▼

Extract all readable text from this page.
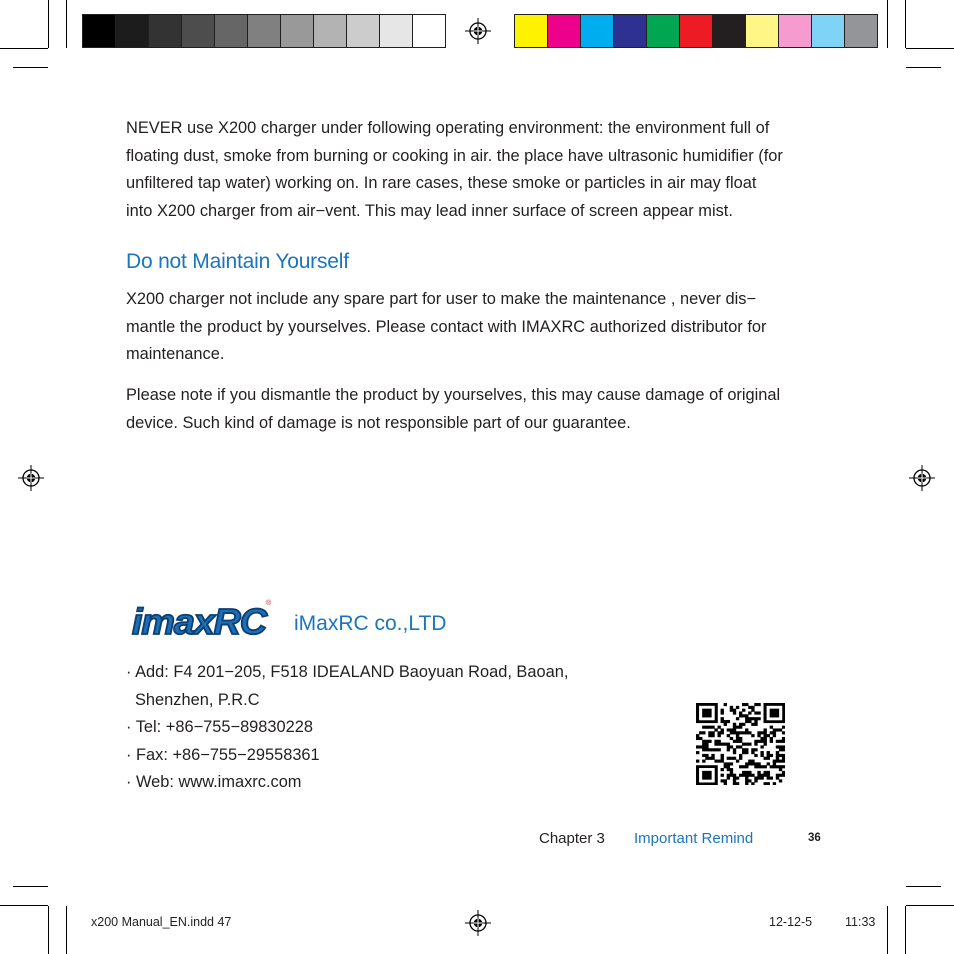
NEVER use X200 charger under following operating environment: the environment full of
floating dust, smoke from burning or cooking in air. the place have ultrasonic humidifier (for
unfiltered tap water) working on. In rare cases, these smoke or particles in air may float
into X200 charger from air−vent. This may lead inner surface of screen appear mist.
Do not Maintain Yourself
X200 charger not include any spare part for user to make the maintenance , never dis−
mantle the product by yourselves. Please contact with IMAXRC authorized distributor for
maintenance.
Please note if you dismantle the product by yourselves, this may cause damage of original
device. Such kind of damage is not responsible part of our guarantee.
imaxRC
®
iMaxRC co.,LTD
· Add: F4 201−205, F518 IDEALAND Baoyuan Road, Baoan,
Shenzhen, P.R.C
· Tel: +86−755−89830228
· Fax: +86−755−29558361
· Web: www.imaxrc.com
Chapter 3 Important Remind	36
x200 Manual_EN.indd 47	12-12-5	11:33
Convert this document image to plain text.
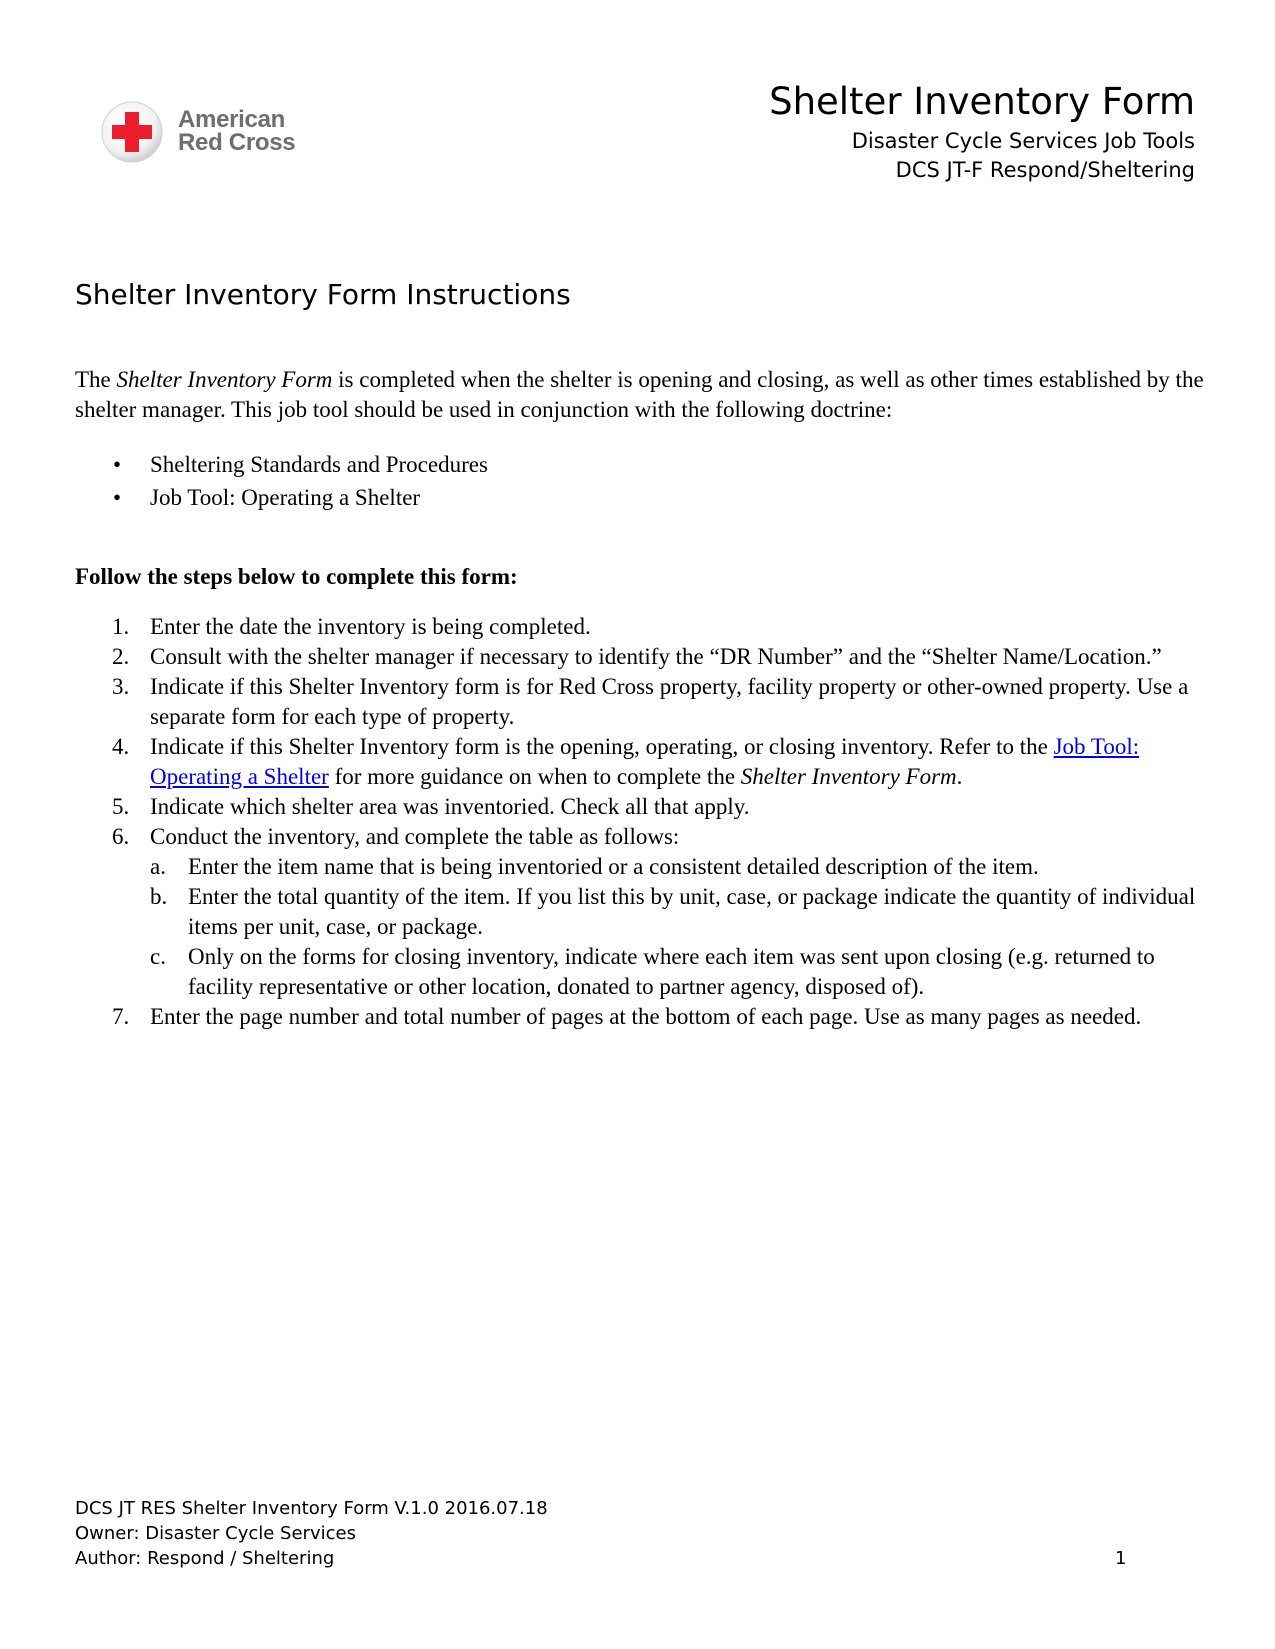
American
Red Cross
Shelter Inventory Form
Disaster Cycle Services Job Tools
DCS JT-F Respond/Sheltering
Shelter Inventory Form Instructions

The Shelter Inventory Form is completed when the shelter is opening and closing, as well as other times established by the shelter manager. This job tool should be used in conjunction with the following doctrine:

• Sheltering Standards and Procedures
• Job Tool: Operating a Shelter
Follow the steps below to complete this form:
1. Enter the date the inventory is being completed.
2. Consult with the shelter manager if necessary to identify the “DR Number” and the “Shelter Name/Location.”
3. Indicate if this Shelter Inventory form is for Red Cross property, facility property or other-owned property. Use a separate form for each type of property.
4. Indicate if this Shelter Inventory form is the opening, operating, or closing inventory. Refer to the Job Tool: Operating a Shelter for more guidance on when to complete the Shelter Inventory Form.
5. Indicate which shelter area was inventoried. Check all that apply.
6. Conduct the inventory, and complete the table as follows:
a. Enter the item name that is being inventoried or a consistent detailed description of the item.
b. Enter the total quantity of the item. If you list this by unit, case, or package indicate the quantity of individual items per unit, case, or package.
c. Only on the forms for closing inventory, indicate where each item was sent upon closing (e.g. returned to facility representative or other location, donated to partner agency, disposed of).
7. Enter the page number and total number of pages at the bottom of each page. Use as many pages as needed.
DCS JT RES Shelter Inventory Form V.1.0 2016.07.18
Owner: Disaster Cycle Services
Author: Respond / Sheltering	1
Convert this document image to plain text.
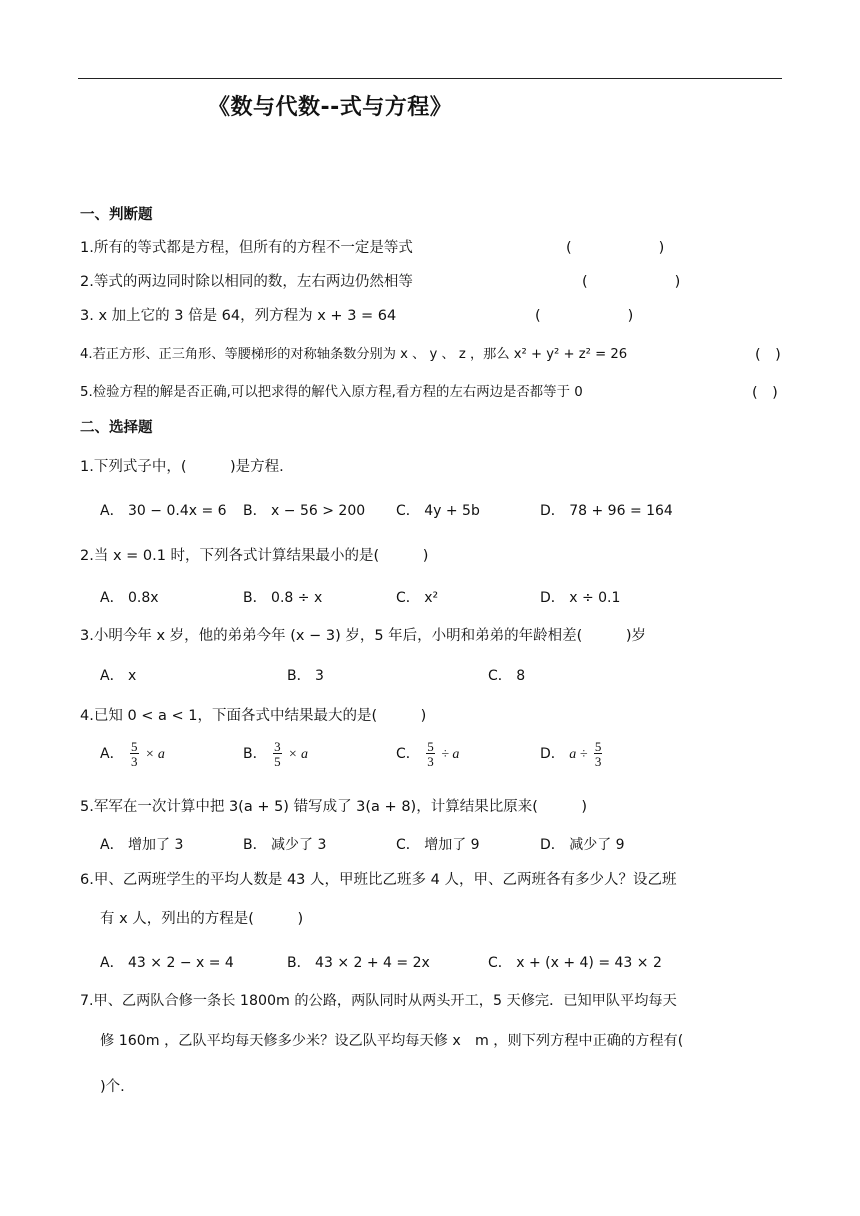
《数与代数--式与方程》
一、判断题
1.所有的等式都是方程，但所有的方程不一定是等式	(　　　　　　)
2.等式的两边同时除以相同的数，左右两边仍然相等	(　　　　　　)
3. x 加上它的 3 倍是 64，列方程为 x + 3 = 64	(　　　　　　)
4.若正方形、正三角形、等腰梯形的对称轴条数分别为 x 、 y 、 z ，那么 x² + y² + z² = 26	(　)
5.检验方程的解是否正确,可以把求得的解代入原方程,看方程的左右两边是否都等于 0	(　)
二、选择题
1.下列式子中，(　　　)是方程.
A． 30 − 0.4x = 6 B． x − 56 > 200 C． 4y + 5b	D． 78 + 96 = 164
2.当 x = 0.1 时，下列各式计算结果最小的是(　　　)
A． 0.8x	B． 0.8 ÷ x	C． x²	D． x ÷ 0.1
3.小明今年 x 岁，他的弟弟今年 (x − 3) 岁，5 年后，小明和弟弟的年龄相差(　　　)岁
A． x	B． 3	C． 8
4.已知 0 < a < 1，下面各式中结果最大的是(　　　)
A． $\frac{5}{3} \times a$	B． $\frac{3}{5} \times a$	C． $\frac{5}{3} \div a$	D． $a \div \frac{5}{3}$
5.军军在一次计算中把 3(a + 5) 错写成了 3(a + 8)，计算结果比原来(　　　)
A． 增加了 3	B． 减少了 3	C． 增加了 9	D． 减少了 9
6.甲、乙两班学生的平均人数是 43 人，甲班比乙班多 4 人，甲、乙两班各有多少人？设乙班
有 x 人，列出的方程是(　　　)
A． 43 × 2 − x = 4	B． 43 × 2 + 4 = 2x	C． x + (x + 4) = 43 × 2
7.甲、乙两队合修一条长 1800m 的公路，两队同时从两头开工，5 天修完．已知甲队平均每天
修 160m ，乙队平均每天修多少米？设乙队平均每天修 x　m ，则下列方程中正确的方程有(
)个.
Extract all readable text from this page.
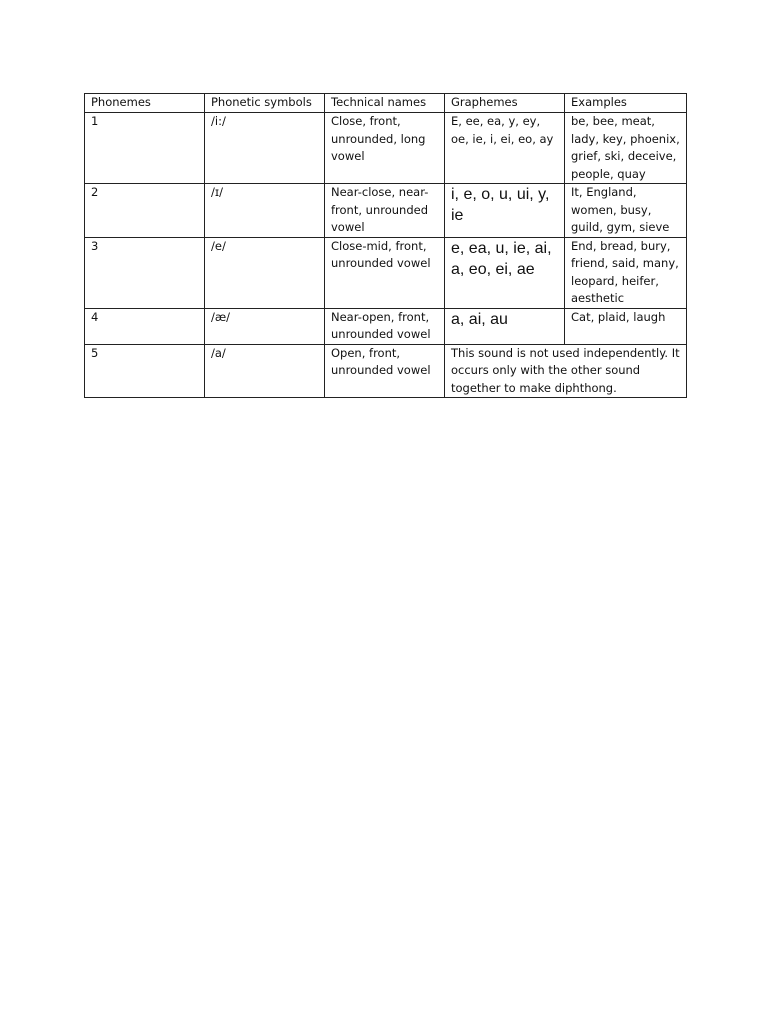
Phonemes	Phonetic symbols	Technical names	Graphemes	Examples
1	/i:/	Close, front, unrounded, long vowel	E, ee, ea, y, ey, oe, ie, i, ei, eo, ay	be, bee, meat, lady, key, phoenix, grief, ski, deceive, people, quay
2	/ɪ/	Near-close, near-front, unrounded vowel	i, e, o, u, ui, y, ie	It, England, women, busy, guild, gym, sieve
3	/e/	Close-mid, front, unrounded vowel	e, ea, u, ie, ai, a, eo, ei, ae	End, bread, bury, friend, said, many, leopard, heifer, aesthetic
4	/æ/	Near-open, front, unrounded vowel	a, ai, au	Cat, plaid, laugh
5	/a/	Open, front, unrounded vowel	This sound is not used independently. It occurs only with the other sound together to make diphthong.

▲

Given request> Copy each line above where the string "Disaster" occurs.

Result>
Disaster Cycle Services Job Tools
Owner: Disaster Cycle Services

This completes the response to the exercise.